(Saved data entries)
┄┄┄┄┄┄┄┄┄┄┄┄┄┄┄┄┄┄┄┄
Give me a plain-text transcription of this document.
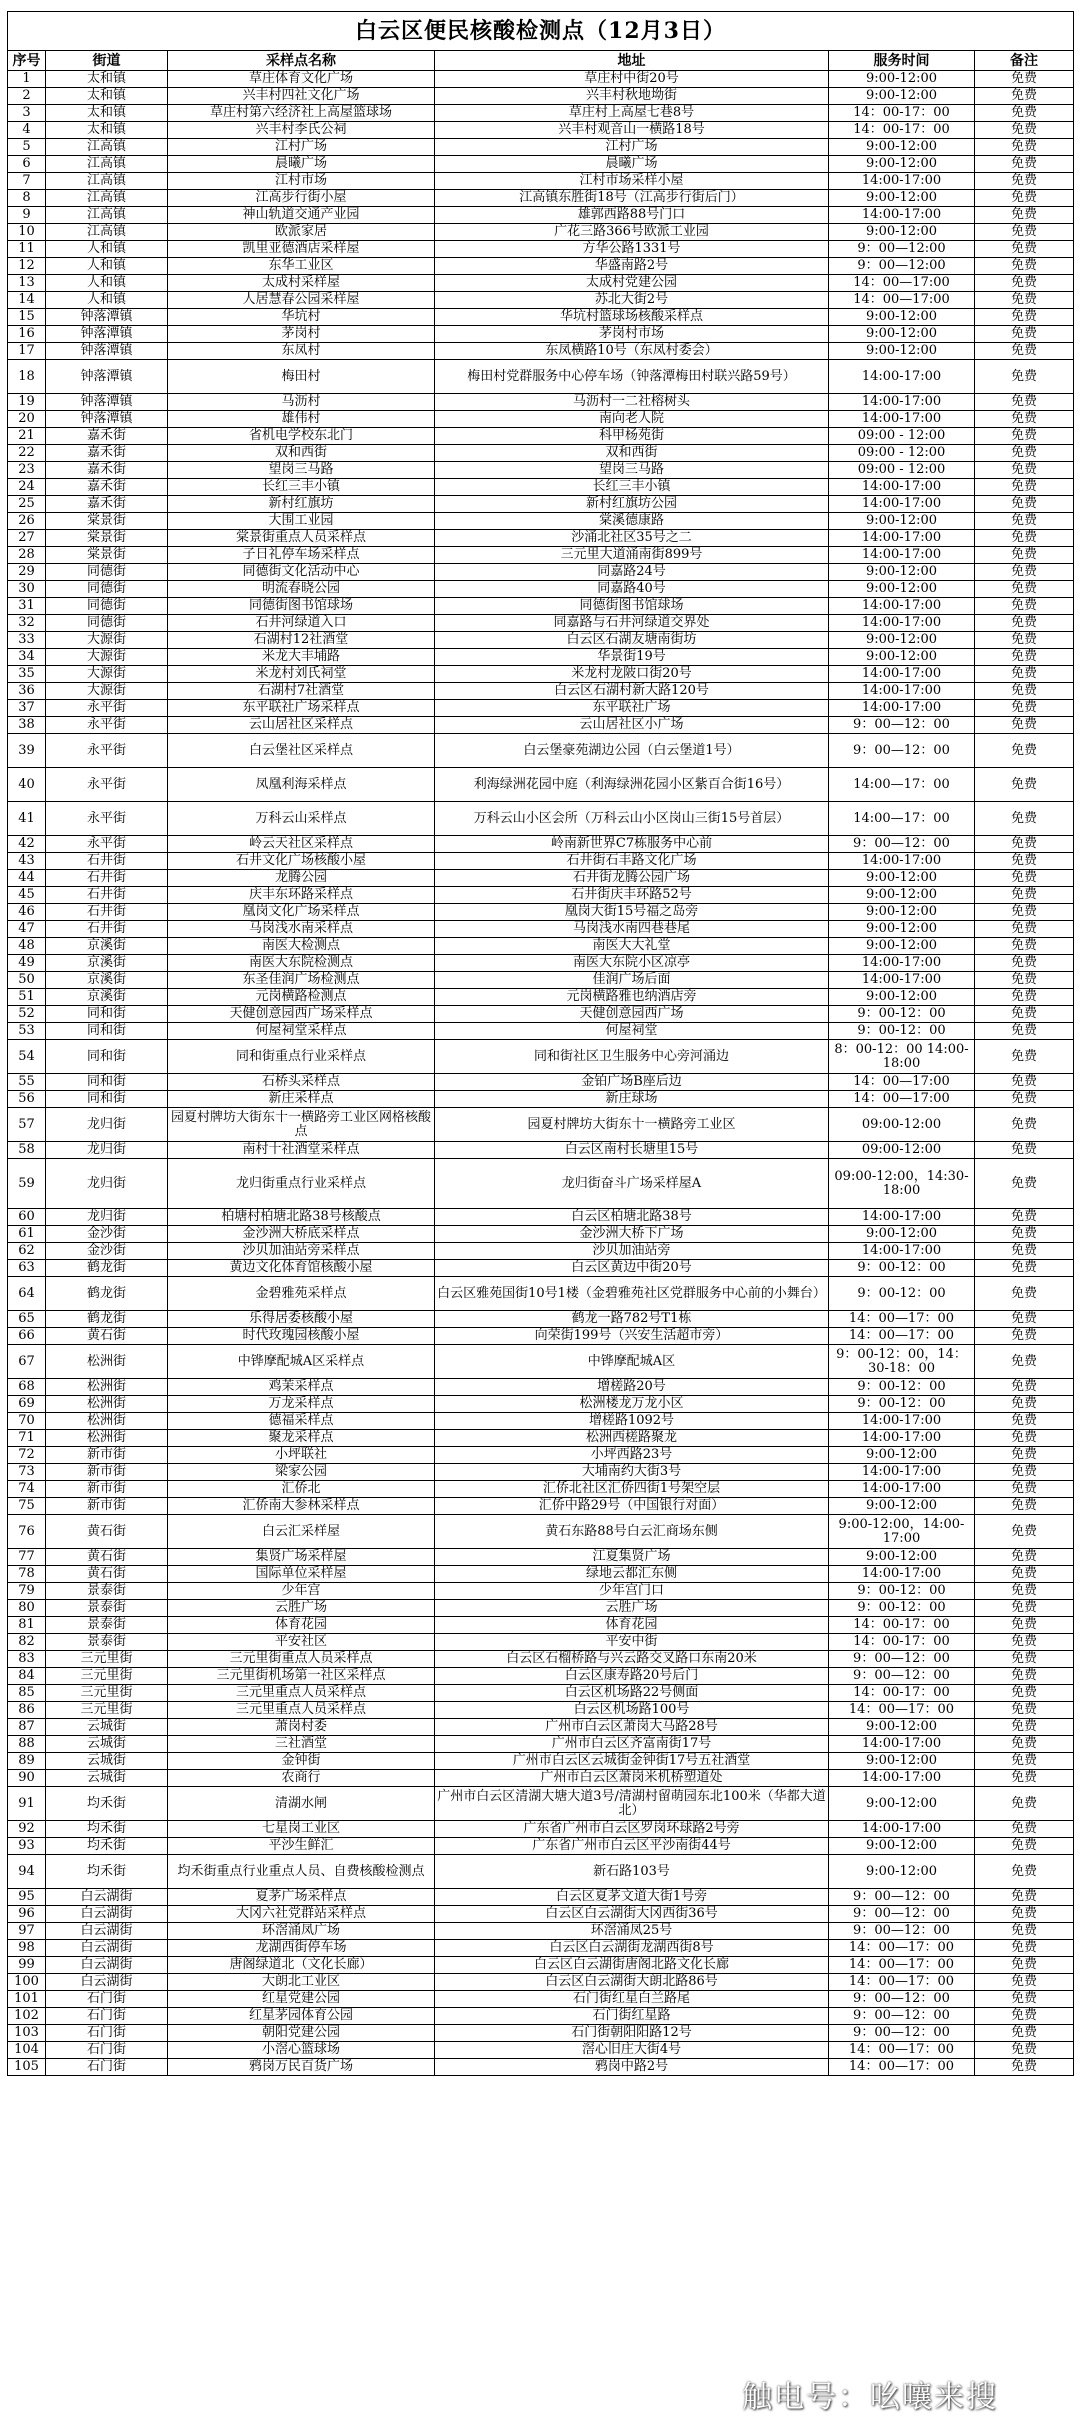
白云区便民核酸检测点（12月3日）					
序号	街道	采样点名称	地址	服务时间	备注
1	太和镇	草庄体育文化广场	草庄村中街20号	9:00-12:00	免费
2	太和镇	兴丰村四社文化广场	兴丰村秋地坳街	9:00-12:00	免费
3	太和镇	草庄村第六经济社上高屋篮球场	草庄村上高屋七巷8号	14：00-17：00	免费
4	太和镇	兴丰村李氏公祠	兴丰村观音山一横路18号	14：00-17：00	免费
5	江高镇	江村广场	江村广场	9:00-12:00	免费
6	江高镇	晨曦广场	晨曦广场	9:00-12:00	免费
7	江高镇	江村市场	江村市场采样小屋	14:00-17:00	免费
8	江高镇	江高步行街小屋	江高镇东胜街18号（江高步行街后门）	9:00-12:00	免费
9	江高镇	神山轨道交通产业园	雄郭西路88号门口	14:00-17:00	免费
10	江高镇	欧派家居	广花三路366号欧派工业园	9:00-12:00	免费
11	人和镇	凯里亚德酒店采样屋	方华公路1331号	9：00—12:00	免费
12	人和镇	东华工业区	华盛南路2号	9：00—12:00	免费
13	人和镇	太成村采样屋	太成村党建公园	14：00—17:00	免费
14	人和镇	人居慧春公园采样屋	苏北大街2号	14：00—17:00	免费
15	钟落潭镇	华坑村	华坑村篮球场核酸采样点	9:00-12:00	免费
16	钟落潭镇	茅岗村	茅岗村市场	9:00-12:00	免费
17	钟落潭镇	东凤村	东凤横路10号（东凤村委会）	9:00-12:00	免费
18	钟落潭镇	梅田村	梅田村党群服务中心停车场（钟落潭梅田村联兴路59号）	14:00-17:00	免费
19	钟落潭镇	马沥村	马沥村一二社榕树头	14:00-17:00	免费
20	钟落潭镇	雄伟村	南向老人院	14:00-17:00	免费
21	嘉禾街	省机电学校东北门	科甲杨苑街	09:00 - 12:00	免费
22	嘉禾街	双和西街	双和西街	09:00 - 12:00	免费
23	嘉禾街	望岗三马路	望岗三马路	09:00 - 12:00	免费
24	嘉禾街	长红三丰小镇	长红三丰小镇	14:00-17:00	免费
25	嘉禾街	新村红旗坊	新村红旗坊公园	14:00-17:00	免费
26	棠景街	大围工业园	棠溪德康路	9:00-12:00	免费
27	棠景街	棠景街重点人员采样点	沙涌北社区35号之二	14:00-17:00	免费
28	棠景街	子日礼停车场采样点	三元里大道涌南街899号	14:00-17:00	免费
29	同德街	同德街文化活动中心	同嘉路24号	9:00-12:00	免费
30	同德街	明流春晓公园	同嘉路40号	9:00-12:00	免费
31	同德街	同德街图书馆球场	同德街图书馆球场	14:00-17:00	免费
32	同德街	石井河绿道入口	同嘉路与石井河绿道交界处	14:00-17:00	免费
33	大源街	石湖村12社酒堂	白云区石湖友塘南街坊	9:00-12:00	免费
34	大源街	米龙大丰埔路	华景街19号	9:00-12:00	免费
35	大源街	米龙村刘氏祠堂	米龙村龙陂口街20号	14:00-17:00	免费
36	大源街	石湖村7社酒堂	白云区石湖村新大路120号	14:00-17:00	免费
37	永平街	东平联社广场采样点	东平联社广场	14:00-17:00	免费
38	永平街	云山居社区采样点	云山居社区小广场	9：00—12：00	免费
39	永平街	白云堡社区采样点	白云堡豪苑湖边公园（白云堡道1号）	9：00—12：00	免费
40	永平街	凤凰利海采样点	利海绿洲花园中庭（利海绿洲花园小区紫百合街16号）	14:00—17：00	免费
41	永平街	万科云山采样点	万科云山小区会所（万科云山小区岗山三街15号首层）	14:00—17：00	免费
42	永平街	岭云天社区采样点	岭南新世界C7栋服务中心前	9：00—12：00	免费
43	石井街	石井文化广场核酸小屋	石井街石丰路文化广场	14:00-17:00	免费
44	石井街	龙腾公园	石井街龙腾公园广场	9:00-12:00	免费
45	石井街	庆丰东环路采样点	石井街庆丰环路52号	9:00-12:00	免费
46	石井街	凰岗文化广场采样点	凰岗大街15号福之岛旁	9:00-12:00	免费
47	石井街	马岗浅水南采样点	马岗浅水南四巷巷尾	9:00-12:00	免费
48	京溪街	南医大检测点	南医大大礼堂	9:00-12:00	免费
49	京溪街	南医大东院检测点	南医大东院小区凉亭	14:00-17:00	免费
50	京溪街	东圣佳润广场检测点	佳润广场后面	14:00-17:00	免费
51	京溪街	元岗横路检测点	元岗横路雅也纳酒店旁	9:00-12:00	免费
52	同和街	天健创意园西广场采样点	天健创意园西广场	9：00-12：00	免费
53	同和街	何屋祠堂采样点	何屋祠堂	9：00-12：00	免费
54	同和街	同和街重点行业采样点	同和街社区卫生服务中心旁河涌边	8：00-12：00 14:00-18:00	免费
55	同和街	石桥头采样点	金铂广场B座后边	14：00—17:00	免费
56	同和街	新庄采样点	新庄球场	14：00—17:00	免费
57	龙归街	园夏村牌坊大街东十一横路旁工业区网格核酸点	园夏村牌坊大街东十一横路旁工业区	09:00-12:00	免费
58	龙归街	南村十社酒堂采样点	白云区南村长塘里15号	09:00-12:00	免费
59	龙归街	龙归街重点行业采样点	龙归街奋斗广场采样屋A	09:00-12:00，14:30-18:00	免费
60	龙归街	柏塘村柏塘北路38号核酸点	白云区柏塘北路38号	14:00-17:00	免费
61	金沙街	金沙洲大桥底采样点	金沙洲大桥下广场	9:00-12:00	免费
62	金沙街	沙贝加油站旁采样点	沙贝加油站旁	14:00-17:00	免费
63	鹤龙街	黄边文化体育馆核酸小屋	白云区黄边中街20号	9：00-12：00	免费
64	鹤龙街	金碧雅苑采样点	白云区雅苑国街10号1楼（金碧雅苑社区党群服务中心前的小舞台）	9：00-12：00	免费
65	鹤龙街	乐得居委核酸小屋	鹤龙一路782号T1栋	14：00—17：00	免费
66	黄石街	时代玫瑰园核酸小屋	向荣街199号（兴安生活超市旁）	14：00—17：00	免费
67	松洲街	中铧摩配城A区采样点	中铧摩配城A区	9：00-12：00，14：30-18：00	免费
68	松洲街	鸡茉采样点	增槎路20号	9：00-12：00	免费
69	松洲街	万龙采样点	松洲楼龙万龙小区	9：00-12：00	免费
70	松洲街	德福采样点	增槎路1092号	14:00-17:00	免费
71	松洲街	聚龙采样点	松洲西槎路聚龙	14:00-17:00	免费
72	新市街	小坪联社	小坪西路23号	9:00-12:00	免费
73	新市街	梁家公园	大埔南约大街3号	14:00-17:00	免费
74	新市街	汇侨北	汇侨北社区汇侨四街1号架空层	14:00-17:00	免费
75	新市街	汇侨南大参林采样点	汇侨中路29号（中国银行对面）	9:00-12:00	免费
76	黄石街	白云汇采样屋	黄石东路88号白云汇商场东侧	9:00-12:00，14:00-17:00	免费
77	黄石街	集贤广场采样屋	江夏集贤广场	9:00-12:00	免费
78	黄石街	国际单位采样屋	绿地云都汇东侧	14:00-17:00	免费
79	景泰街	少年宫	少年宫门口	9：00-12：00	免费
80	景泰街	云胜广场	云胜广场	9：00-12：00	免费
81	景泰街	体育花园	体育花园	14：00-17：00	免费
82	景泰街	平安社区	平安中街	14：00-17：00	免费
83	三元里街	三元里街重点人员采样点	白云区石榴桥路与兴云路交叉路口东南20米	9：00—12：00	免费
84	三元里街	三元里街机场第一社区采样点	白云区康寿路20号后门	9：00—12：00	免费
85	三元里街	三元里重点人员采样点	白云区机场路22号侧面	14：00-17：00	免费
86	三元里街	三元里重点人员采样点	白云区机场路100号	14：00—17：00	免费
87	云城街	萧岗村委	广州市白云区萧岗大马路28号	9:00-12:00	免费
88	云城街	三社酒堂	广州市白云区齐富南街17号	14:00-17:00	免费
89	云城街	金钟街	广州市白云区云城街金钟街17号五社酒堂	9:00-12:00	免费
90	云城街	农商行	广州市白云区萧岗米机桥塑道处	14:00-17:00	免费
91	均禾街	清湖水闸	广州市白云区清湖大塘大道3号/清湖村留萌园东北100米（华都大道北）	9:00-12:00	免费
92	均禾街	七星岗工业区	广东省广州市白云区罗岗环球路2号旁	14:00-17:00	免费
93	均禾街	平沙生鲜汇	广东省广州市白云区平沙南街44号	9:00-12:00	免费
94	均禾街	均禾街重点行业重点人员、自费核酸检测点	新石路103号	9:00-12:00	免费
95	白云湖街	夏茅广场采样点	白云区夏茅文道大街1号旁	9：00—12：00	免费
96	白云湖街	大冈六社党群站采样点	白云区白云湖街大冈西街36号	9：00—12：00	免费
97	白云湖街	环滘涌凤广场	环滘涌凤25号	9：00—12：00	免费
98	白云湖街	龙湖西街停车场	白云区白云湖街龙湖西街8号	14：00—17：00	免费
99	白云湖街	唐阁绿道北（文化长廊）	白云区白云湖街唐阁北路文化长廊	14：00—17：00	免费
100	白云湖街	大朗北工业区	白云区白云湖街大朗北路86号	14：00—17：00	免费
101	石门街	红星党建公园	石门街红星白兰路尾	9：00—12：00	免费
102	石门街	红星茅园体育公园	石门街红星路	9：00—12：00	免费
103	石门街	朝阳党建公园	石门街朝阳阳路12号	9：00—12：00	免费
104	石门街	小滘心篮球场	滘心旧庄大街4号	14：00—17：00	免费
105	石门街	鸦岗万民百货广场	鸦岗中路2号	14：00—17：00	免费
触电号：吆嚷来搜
┄┄┄┄┄┄┄┄┄┄┄┄┄┄┄┄┄┄┄┄
Which lines of the material contain the string "钟落潭镇"? List each of them.

15	钟落潭镇	华坑村	华坑村篮球场核酸采样点	9:00-12:00	免费
16	钟落潭镇	茅岗村	茅岗村市场	9:00-12:00	免费
17	钟落潭镇	东凤村	东凤横路10号（东凤村委会）	9:00-12:00	免费
18	钟落潭镇	梅田村	梅田村党群服务中心停车场（钟落潭梅田村联兴路59号）	14:00-17:00	免费
19	钟落潭镇	马沥村	马沥村一二社榕树头	14:00-17:00	免费
20	钟落潭镇	雄伟村	南向老人院	14:00-17:00	免费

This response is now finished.